Aim
Using the listing below, select the lines with the word "paid" and copy them.

Structured figure records:
__________

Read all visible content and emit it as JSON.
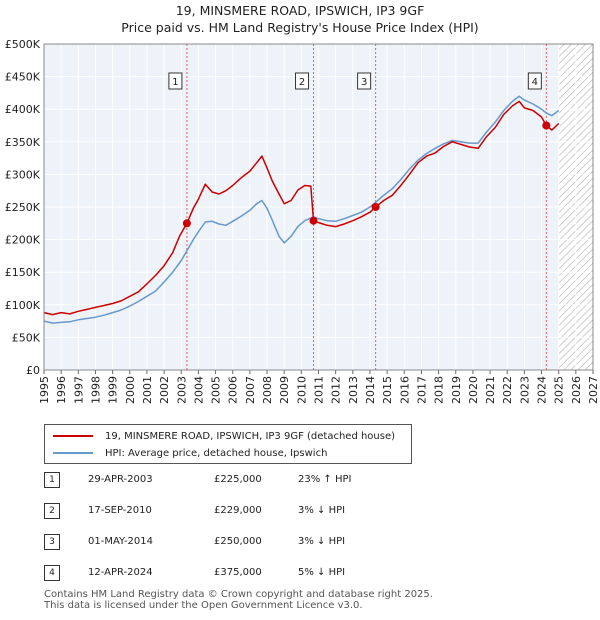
{
  "title": {
    "line1": "19, MINSMERE ROAD, IPSWICH, IP3 9GF",
    "line2": "Price paid vs. HM Land Registry's House Price Index (HPI)"
  },
  "colors": {
    "property": "#cc0000",
    "hpi": "#6699cc",
    "marker_line": "#e06060",
    "grid": "#e0e0e0",
    "plot_bg": "#eef2f9"
  },
  "chart_data": {
    "type": "line",
    "title": "Price paid vs. HM Land Registry's House Price Index (HPI)",
    "xlim": [
      1995,
      2027
    ],
    "ylim": [
      0,
      500000
    ],
    "y_ticks": [
      {
        "value": 0,
        "label": "£0"
      },
      {
        "value": 50000,
        "label": "£50K"
      },
      {
        "value": 100000,
        "label": "£100K"
      },
      {
        "value": 150000,
        "label": "£150K"
      },
      {
        "value": 200000,
        "label": "£200K"
      },
      {
        "value": 250000,
        "label": "£250K"
      },
      {
        "value": 300000,
        "label": "£300K"
      },
      {
        "value": 350000,
        "label": "£350K"
      },
      {
        "value": 400000,
        "label": "£400K"
      },
      {
        "value": 450000,
        "label": "£450K"
      },
      {
        "value": 500000,
        "label": "£500K"
      }
    ],
    "x_ticks": [
      "1995",
      "1996",
      "1997",
      "1998",
      "1999",
      "2000",
      "2001",
      "2002",
      "2003",
      "2004",
      "2005",
      "2006",
      "2007",
      "2008",
      "2009",
      "2010",
      "2011",
      "2012",
      "2013",
      "2014",
      "2015",
      "2016",
      "2017",
      "2018",
      "2019",
      "2020",
      "2021",
      "2022",
      "2023",
      "2024",
      "2025",
      "2026",
      "2027"
    ],
    "hatch_from": 2025.0,
    "series": [
      {
        "name": "19, MINSMERE ROAD, IPSWICH, IP3 9GF (detached house)",
        "color": "#cc0000",
        "points": [
          [
            1995.0,
            88000
          ],
          [
            1995.5,
            85000
          ],
          [
            1996.0,
            88000
          ],
          [
            1996.5,
            86000
          ],
          [
            1997.0,
            90000
          ],
          [
            1997.5,
            93000
          ],
          [
            1998.0,
            96000
          ],
          [
            1998.5,
            99000
          ],
          [
            1999.0,
            102000
          ],
          [
            1999.5,
            106000
          ],
          [
            2000.0,
            113000
          ],
          [
            2000.5,
            120000
          ],
          [
            2001.0,
            132000
          ],
          [
            2001.5,
            145000
          ],
          [
            2002.0,
            160000
          ],
          [
            2002.5,
            180000
          ],
          [
            2002.9,
            205000
          ],
          [
            2003.33,
            225000
          ],
          [
            2003.7,
            248000
          ],
          [
            2004.0,
            262000
          ],
          [
            2004.4,
            285000
          ],
          [
            2004.8,
            273000
          ],
          [
            2005.2,
            270000
          ],
          [
            2005.6,
            275000
          ],
          [
            2006.0,
            283000
          ],
          [
            2006.5,
            295000
          ],
          [
            2007.0,
            305000
          ],
          [
            2007.4,
            318000
          ],
          [
            2007.7,
            328000
          ],
          [
            2008.0,
            310000
          ],
          [
            2008.3,
            290000
          ],
          [
            2008.7,
            270000
          ],
          [
            2009.0,
            255000
          ],
          [
            2009.4,
            260000
          ],
          [
            2009.8,
            276000
          ],
          [
            2010.2,
            283000
          ],
          [
            2010.55,
            282000
          ],
          [
            2010.71,
            229000
          ],
          [
            2011.0,
            226000
          ],
          [
            2011.5,
            222000
          ],
          [
            2012.0,
            220000
          ],
          [
            2012.5,
            224000
          ],
          [
            2013.0,
            229000
          ],
          [
            2013.5,
            235000
          ],
          [
            2014.0,
            242000
          ],
          [
            2014.33,
            250000
          ],
          [
            2014.8,
            260000
          ],
          [
            2015.3,
            268000
          ],
          [
            2015.8,
            283000
          ],
          [
            2016.3,
            300000
          ],
          [
            2016.8,
            318000
          ],
          [
            2017.3,
            328000
          ],
          [
            2017.8,
            333000
          ],
          [
            2018.3,
            343000
          ],
          [
            2018.8,
            350000
          ],
          [
            2019.3,
            346000
          ],
          [
            2019.8,
            342000
          ],
          [
            2020.3,
            340000
          ],
          [
            2020.8,
            358000
          ],
          [
            2021.3,
            372000
          ],
          [
            2021.8,
            392000
          ],
          [
            2022.3,
            405000
          ],
          [
            2022.7,
            412000
          ],
          [
            2023.0,
            402000
          ],
          [
            2023.5,
            398000
          ],
          [
            2024.0,
            388000
          ],
          [
            2024.28,
            375000
          ],
          [
            2024.6,
            368000
          ],
          [
            2025.0,
            378000
          ]
        ]
      },
      {
        "name": "HPI: Average price, detached house, Ipswich",
        "color": "#6699cc",
        "points": [
          [
            1995.0,
            75000
          ],
          [
            1995.5,
            72000
          ],
          [
            1996.0,
            73000
          ],
          [
            1996.5,
            74000
          ],
          [
            1997.0,
            77000
          ],
          [
            1997.5,
            79000
          ],
          [
            1998.0,
            81000
          ],
          [
            1998.5,
            84000
          ],
          [
            1999.0,
            88000
          ],
          [
            1999.5,
            92000
          ],
          [
            2000.0,
            98000
          ],
          [
            2000.5,
            105000
          ],
          [
            2001.0,
            113000
          ],
          [
            2001.5,
            121000
          ],
          [
            2002.0,
            135000
          ],
          [
            2002.5,
            150000
          ],
          [
            2003.0,
            168000
          ],
          [
            2003.33,
            183000
          ],
          [
            2003.7,
            200000
          ],
          [
            2004.0,
            212000
          ],
          [
            2004.4,
            227000
          ],
          [
            2004.8,
            228000
          ],
          [
            2005.2,
            224000
          ],
          [
            2005.6,
            222000
          ],
          [
            2006.0,
            228000
          ],
          [
            2006.5,
            236000
          ],
          [
            2007.0,
            245000
          ],
          [
            2007.4,
            255000
          ],
          [
            2007.7,
            260000
          ],
          [
            2008.0,
            248000
          ],
          [
            2008.3,
            230000
          ],
          [
            2008.7,
            205000
          ],
          [
            2009.0,
            195000
          ],
          [
            2009.4,
            205000
          ],
          [
            2009.8,
            220000
          ],
          [
            2010.2,
            229000
          ],
          [
            2010.71,
            235000
          ],
          [
            2011.0,
            232000
          ],
          [
            2011.5,
            229000
          ],
          [
            2012.0,
            228000
          ],
          [
            2012.5,
            232000
          ],
          [
            2013.0,
            237000
          ],
          [
            2013.5,
            242000
          ],
          [
            2014.0,
            250000
          ],
          [
            2014.33,
            257000
          ],
          [
            2014.8,
            268000
          ],
          [
            2015.3,
            278000
          ],
          [
            2015.8,
            292000
          ],
          [
            2016.3,
            308000
          ],
          [
            2016.8,
            322000
          ],
          [
            2017.3,
            332000
          ],
          [
            2017.8,
            340000
          ],
          [
            2018.3,
            347000
          ],
          [
            2018.8,
            352000
          ],
          [
            2019.3,
            350000
          ],
          [
            2019.8,
            348000
          ],
          [
            2020.3,
            348000
          ],
          [
            2020.8,
            365000
          ],
          [
            2021.3,
            380000
          ],
          [
            2021.8,
            398000
          ],
          [
            2022.3,
            412000
          ],
          [
            2022.7,
            420000
          ],
          [
            2023.0,
            414000
          ],
          [
            2023.5,
            408000
          ],
          [
            2024.0,
            400000
          ],
          [
            2024.28,
            394000
          ],
          [
            2024.6,
            390000
          ],
          [
            2025.0,
            398000
          ]
        ]
      }
    ],
    "markers": [
      {
        "label": "1",
        "x": 2003.33,
        "y": 225000
      },
      {
        "label": "2",
        "x": 2010.71,
        "y": 229000
      },
      {
        "label": "3",
        "x": 2014.33,
        "y": 250000
      },
      {
        "label": "4",
        "x": 2024.28,
        "y": 375000
      }
    ]
  },
  "legend": {
    "property_label": "19, MINSMERE ROAD, IPSWICH, IP3 9GF (detached house)",
    "hpi_label": "HPI: Average price, detached house, Ipswich"
  },
  "transactions": [
    {
      "num": "1",
      "date": "29-APR-2003",
      "price": "£225,000",
      "hpi": "23% ↑ HPI"
    },
    {
      "num": "2",
      "date": "17-SEP-2010",
      "price": "£229,000",
      "hpi": "3% ↓ HPI"
    },
    {
      "num": "3",
      "date": "01-MAY-2014",
      "price": "£250,000",
      "hpi": "3% ↓ HPI"
    },
    {
      "num": "4",
      "date": "12-APR-2024",
      "price": "£375,000",
      "hpi": "5% ↓ HPI"
    }
  ],
  "footer": {
    "line1": "Contains HM Land Registry data © Crown copyright and database right 2025.",
    "line2": "This data is licensed under the Open Government Licence v3.0."
  }
}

__________

Exercise output
    "line2": "Price paid vs. HM Land Registry's House Price Index (HPI)"
    "title": "Price paid vs. HM Land Registry's House Price Index (HPI)",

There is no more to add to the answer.